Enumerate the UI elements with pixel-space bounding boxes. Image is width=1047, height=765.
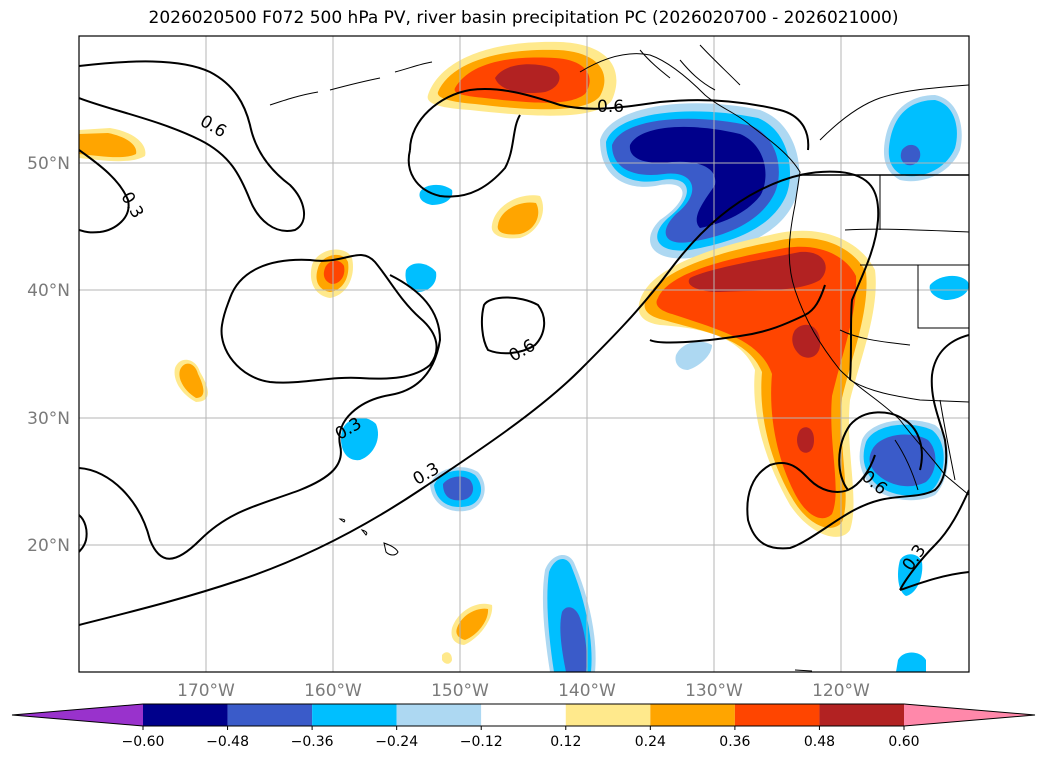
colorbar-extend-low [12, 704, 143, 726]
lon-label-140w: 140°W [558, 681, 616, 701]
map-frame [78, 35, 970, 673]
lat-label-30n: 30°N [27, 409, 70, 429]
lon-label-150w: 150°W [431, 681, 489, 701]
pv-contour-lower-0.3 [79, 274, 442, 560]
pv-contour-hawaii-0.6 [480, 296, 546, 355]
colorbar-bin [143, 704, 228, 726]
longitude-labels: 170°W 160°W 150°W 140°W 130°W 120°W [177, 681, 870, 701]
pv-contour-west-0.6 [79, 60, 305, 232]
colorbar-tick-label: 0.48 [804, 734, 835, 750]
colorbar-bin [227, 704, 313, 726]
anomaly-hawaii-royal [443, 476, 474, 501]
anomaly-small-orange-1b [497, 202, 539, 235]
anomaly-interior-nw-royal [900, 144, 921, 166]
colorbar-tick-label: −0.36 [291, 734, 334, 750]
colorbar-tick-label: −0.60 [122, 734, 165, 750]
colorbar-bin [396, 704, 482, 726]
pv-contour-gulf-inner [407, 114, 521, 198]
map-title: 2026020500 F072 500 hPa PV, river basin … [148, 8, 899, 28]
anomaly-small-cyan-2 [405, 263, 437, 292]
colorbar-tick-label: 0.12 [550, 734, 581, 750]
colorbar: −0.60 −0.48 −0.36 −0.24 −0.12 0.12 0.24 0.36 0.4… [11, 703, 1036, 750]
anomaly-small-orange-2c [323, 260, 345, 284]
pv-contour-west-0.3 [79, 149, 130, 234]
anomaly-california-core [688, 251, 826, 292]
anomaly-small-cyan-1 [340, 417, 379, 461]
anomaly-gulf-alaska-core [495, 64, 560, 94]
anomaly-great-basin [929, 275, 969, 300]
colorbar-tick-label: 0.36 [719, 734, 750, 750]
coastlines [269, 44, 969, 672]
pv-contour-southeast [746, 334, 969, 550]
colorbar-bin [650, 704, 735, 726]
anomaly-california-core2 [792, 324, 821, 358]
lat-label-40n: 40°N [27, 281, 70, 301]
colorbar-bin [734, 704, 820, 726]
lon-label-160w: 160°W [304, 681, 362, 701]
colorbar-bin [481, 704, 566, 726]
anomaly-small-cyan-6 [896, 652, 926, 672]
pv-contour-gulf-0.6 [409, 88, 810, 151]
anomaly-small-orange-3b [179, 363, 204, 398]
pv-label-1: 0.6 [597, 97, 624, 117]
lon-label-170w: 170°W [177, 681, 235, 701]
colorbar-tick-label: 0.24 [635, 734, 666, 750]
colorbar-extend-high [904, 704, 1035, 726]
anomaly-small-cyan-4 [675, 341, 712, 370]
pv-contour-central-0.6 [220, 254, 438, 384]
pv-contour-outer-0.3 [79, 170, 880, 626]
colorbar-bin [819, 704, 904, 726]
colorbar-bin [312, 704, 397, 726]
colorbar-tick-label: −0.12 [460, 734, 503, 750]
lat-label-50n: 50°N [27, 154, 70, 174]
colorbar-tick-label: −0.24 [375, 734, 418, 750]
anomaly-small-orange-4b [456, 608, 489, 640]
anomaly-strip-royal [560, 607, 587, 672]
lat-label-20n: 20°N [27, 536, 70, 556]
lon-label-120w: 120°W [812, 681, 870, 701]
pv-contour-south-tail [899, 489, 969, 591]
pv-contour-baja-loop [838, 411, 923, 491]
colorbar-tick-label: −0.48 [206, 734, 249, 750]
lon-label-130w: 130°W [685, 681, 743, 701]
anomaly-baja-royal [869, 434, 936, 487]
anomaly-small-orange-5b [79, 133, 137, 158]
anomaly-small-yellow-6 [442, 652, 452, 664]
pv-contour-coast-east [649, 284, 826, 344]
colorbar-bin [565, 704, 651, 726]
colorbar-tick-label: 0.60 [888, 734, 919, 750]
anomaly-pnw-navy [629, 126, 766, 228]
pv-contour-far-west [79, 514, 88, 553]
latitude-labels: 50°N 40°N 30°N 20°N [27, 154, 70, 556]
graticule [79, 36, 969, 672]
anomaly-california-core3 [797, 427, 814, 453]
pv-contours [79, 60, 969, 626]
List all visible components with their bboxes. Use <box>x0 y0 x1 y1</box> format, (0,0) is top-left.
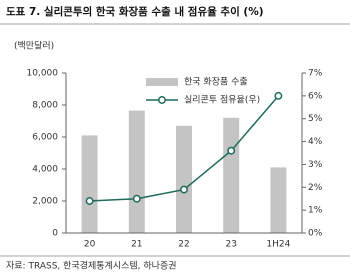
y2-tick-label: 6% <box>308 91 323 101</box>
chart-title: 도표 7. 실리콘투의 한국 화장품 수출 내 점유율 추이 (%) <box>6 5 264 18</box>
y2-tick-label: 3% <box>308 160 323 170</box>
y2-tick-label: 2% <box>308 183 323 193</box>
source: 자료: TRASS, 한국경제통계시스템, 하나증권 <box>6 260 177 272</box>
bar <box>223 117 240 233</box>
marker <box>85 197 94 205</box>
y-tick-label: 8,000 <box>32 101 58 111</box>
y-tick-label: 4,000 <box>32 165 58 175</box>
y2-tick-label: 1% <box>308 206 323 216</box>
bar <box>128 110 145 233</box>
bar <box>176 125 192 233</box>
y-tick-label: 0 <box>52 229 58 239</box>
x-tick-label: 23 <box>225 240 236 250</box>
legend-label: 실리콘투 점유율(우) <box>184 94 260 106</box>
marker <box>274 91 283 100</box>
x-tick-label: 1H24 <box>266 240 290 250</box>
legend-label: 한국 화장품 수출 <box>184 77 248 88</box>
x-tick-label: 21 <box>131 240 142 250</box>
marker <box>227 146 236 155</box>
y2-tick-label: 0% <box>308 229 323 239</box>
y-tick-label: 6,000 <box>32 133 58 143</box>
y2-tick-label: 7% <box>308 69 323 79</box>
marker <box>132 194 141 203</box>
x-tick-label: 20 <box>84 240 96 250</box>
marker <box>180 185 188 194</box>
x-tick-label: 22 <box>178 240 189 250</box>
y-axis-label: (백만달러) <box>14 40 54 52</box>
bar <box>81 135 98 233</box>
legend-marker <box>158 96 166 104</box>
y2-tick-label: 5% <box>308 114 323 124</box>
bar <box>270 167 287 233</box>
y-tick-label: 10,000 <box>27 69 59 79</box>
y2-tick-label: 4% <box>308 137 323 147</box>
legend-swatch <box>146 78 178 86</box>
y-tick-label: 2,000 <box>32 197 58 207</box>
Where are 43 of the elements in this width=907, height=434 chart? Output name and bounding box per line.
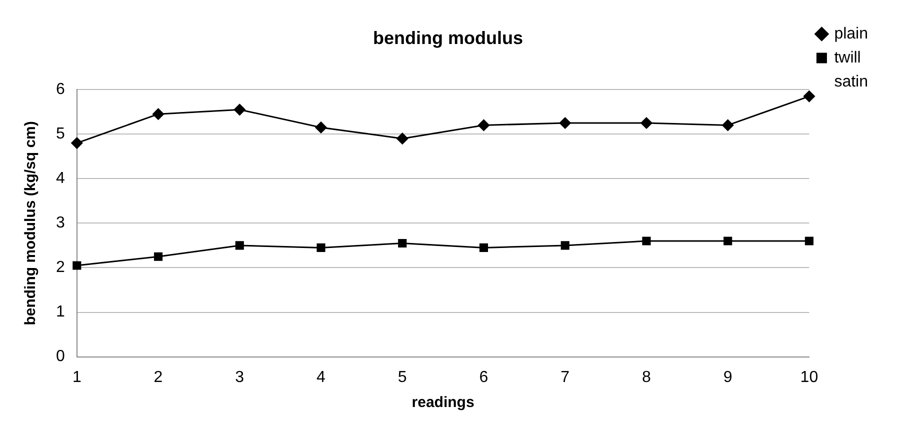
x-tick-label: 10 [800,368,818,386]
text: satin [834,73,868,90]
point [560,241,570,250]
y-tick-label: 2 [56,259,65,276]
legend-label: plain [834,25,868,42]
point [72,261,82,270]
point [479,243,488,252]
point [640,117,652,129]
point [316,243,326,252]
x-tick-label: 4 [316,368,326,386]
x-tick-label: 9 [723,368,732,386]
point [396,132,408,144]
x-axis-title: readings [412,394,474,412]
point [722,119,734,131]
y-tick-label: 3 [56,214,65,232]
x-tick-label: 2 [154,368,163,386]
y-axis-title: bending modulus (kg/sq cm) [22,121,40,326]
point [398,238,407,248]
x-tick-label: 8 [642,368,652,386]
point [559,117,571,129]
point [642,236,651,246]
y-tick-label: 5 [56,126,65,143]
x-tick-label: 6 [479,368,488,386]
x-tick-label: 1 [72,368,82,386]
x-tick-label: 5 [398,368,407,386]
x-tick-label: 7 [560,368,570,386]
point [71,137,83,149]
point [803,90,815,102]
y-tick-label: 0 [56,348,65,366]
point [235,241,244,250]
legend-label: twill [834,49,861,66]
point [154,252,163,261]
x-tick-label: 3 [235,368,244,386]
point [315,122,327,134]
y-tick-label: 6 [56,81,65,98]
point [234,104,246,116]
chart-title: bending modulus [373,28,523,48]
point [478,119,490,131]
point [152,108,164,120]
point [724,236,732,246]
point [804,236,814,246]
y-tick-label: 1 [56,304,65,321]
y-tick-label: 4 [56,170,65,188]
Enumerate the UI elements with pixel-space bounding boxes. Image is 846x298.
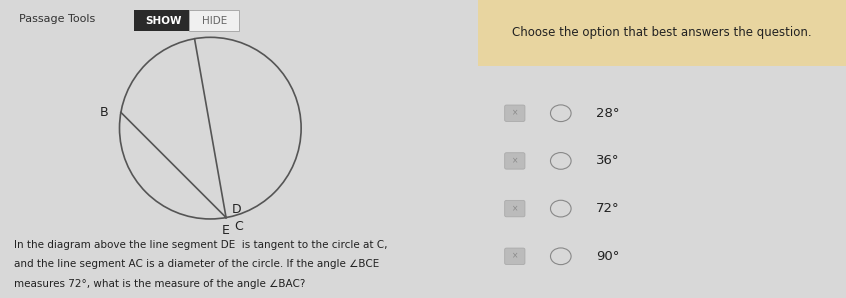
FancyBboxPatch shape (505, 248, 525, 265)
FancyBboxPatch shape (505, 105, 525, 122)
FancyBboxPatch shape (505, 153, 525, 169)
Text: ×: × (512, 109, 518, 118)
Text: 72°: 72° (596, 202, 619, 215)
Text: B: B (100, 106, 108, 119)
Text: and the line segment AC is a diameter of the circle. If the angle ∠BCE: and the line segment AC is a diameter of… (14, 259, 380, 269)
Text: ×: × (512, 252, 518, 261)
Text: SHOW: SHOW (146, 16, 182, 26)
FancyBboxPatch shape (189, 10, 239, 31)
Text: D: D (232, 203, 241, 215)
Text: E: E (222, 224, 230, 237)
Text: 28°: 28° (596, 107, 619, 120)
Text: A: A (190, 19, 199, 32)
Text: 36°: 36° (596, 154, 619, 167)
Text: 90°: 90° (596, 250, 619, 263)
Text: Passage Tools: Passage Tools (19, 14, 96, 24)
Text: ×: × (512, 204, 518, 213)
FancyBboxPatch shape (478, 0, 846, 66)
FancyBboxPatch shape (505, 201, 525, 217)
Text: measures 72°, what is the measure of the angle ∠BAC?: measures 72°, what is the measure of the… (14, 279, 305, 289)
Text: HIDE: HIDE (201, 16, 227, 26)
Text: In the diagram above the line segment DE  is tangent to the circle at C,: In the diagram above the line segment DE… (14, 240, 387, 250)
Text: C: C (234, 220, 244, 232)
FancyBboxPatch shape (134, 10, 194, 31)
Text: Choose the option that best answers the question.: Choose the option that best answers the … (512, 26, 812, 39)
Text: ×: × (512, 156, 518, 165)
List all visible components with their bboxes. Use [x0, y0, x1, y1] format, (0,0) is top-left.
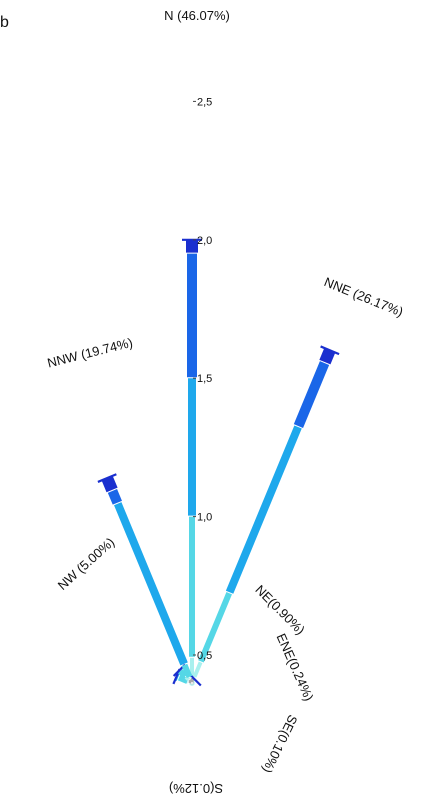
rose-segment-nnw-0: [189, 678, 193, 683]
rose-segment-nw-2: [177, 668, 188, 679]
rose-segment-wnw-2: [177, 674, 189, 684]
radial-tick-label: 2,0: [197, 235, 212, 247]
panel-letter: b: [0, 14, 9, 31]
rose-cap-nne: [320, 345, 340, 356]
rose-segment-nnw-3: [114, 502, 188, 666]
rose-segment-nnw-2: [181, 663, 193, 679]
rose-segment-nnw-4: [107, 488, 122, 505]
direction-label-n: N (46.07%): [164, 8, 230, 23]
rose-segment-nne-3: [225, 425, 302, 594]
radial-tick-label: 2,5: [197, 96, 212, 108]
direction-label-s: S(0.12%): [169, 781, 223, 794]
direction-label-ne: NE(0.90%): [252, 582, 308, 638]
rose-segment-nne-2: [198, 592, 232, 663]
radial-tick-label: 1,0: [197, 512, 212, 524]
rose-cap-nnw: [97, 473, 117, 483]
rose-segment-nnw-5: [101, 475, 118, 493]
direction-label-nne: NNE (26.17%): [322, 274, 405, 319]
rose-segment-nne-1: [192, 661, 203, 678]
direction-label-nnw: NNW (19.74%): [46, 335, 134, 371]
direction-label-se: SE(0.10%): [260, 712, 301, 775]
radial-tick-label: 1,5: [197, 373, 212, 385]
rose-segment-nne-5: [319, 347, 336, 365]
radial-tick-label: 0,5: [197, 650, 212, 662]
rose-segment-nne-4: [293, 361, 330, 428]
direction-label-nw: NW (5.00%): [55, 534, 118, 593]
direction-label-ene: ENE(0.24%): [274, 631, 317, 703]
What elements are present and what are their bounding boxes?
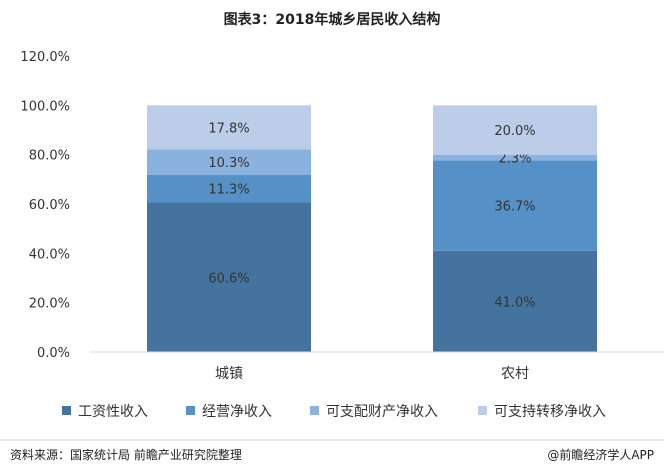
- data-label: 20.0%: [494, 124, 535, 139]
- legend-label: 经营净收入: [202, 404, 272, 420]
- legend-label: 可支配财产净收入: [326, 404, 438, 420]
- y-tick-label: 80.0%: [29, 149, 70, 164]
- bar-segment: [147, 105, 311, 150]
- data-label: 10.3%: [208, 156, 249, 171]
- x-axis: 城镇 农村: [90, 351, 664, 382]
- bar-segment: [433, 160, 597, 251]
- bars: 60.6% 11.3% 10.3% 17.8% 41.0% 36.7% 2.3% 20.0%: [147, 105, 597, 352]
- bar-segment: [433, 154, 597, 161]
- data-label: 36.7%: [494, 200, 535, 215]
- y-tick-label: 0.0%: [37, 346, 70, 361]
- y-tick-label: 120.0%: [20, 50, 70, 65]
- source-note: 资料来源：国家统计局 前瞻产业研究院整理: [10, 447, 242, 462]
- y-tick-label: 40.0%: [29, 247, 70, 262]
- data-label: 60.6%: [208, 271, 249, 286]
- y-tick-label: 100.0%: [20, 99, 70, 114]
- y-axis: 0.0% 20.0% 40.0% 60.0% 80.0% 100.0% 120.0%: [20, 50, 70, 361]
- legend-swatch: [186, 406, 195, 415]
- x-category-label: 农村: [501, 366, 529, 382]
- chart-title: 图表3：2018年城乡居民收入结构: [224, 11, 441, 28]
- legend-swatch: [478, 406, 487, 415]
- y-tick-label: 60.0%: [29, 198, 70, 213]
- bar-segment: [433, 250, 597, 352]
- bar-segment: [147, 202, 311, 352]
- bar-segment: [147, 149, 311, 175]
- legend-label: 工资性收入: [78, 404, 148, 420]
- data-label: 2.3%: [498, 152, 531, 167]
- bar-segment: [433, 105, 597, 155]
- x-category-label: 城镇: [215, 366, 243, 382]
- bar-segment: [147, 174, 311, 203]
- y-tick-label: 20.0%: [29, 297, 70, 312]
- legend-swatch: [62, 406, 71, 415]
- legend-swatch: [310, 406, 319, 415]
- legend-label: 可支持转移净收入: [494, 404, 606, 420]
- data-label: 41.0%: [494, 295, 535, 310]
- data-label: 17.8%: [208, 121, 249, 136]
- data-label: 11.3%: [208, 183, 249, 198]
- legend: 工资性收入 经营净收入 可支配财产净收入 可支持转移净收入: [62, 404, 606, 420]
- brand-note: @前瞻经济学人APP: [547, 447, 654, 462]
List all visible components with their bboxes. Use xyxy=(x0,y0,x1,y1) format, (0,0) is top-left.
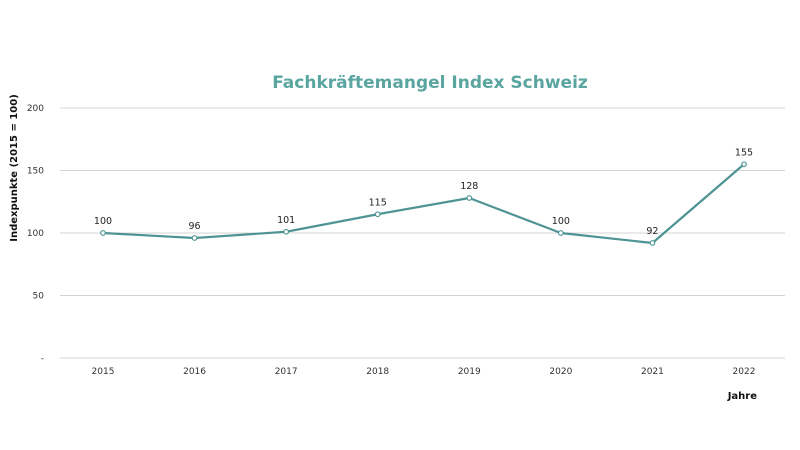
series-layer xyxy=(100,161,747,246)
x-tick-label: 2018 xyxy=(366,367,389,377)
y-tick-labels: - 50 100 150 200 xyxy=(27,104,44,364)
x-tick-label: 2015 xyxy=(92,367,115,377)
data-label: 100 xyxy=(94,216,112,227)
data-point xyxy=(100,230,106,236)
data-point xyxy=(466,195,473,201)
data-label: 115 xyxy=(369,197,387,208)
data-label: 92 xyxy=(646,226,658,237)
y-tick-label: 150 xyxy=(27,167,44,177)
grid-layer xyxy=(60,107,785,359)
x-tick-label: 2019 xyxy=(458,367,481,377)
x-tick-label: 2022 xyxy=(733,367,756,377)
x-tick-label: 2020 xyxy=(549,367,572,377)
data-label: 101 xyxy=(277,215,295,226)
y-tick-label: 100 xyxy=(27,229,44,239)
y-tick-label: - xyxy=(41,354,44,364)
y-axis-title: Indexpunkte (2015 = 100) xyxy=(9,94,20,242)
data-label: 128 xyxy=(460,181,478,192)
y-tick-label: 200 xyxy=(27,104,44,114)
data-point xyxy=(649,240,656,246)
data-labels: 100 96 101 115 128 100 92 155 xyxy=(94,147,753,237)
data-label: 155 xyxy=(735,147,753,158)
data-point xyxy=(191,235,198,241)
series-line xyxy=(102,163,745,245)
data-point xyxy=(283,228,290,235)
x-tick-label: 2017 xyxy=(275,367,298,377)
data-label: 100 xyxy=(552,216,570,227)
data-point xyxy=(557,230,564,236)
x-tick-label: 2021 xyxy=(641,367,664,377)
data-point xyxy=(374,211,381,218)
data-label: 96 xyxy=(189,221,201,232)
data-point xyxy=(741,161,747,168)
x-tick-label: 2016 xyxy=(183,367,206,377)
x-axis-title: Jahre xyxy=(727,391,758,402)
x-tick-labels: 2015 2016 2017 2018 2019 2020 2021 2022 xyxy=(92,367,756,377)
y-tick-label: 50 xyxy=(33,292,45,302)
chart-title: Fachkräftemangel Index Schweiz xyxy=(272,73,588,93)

=======

• [What the exercise asks]:
Arrange the lines in the entries above as a numbered list, starting with the line that contains "y2-tick-label: 6% <box>308 91 323 101</box>" and going on through the line that contains "legend-label: 실리콘투 점유율(우)". Leave out any blank lines.

• [Finished exercise]:
1. y2-tick-label: 6% <box>308 91 323 101</box>
2. chart-title: 도표 7. 실리콘투의 한국 화장품 수출 내 점유율 추이 (%) <box>6 5 264 18</box>
3. y2-tick-label: 3% <box>308 160 323 170</box>
4. y2-tick-label: 2% <box>308 183 323 193</box>
5. source: 자료: TRASS, 한국경제통계시스템, 하나증권 <box>6 260 177 272</box>
6. bar <box>223 117 240 233</box>
7. marker <box>85 197 94 205</box>
8. y-tick-label: 8,000 <box>32 101 58 111</box>
9. y-tick-label: 4,000 <box>32 165 58 175</box>
10. y2-tick-label: 1% <box>308 206 323 216</box>
11. bar <box>128 110 145 233</box>
12. bar <box>176 125 192 233</box>
13. y-tick-label: 0 <box>52 229 58 239</box>
14. x-tick-label: 23 <box>225 240 236 250</box>
15. legend-label: 실리콘투 점유율(우) <box>184 94 260 106</box>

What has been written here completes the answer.